- **SUPPLIED RECORDS**:
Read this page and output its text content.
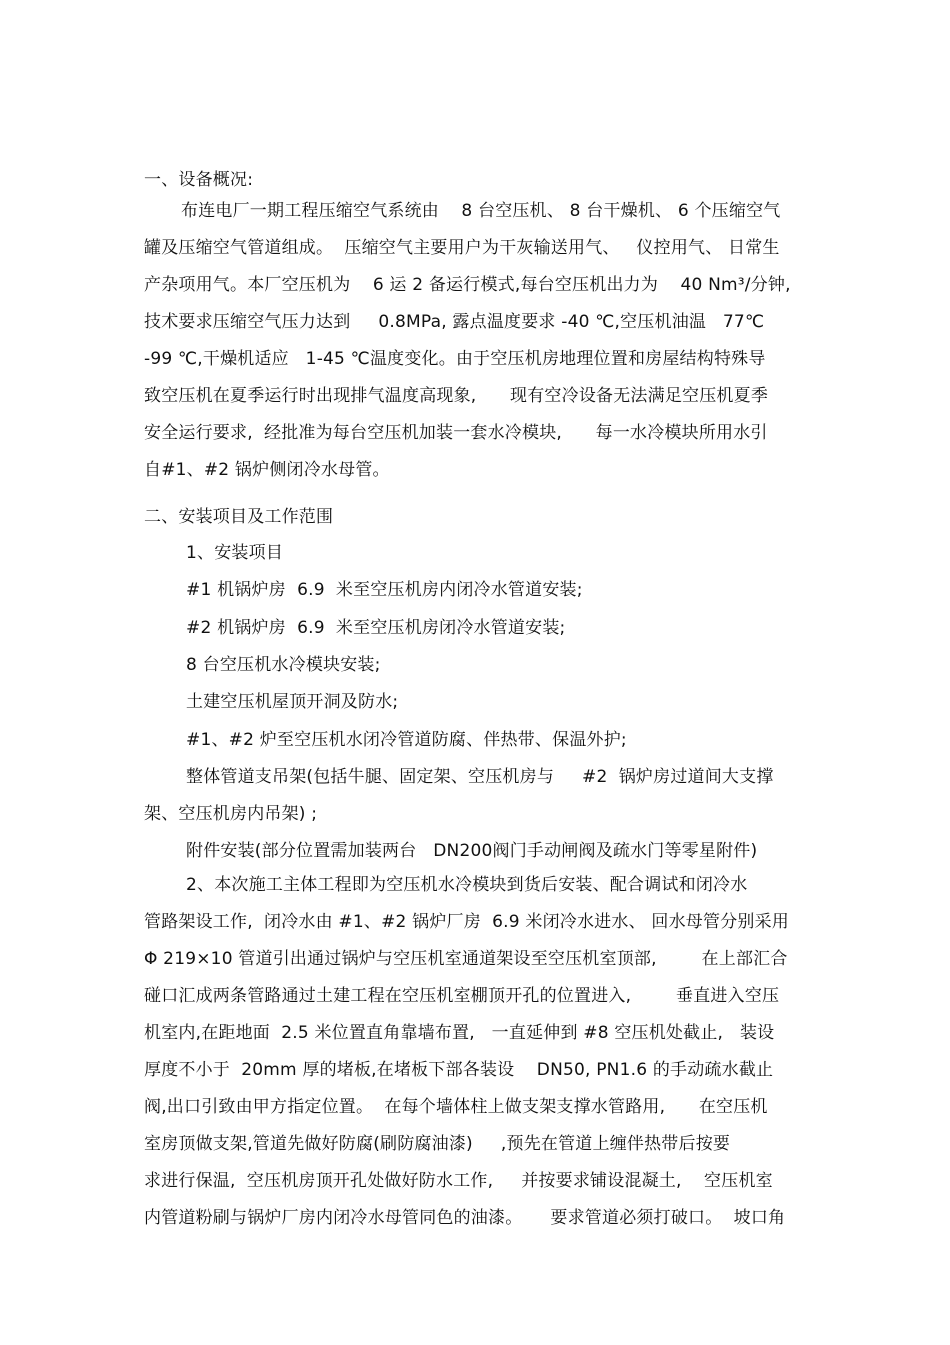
一、设备概况:
布连电厂一期工程压缩空气系统由    8 台空压机、 8 台干燥机、 6 个压缩空气
罐及压缩空气管道组成。  压缩空气主要用户为干灰输送用气、   仪控用气、 日常生
产杂项用气。本厂空压机为    6 运 2 备运行模式,每台空压机出力为    40 Nm³/分钟,
技术要求压缩空气压力达到     0.8MPa, 露点温度要求 -40 ℃,空压机油温   77℃
-99 ℃,干燥机适应   1-45 ℃温度变化。由于空压机房地理位置和房屋结构特殊导
致空压机在夏季运行时出现排气温度高现象,      现有空冷设备无法满足空压机夏季
安全运行要求,  经批准为每台空压机加装一套水冷模块,      每一水冷模块所用水引
自#1、#2 锅炉侧闭冷水母管。
二、安装项目及工作范围
1、安装项目
#1 机锅炉房  6.9  米至空压机房内闭冷水管道安装;
#2 机锅炉房  6.9  米至空压机房闭冷水管道安装;
8 台空压机水冷模块安装;
土建空压机屋顶开洞及防水;
#1、#2 炉至空压机水闭冷管道防腐、伴热带、保温外护;
整体管道支吊架(包括牛腿、固定架、空压机房与     #2  锅炉房过道间大支撑
架、空压机房内吊架) ;
附件安装(部分位置需加装两台   DN200阀门手动闸阀及疏水门等零星附件)
2、本次施工主体工程即为空压机水冷模块到货后安装、配合调试和闭冷水
管路架设工作,  闭冷水由 #1、#2 锅炉厂房  6.9 米闭冷水进水、 回水母管分别采用
Φ 219×10 管道引出通过锅炉与空压机室通道架设至空压机室顶部,        在上部汇合
碰口汇成两条管路通过土建工程在空压机室棚顶开孔的位置进入,        垂直进入空压
机室内,在距地面  2.5 米位置直角靠墙布置,   一直延伸到 #8 空压机处截止,   装设
厚度不小于  20mm 厚的堵板,在堵板下部各装设    DN50, PN1.6 的手动疏水截止
阀,出口引致由甲方指定位置。  在每个墙体柱上做支架支撑水管路用,      在空压机
室房顶做支架,管道先做好防腐(刷防腐油漆)     ,预先在管道上缠伴热带后按要
求进行保温,  空压机房顶开孔处做好防水工作,     并按要求铺设混凝土,    空压机室
内管道粉刷与锅炉厂房内闭冷水母管同色的油漆。     要求管道必须打破口。  坡口角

- **WRITTEN PROBLEM**:
State how many lines of the listing above include the word "机锅炉房". Give nothing but the number.

- **SOLUTION FOR THIS PROBLEM**:
2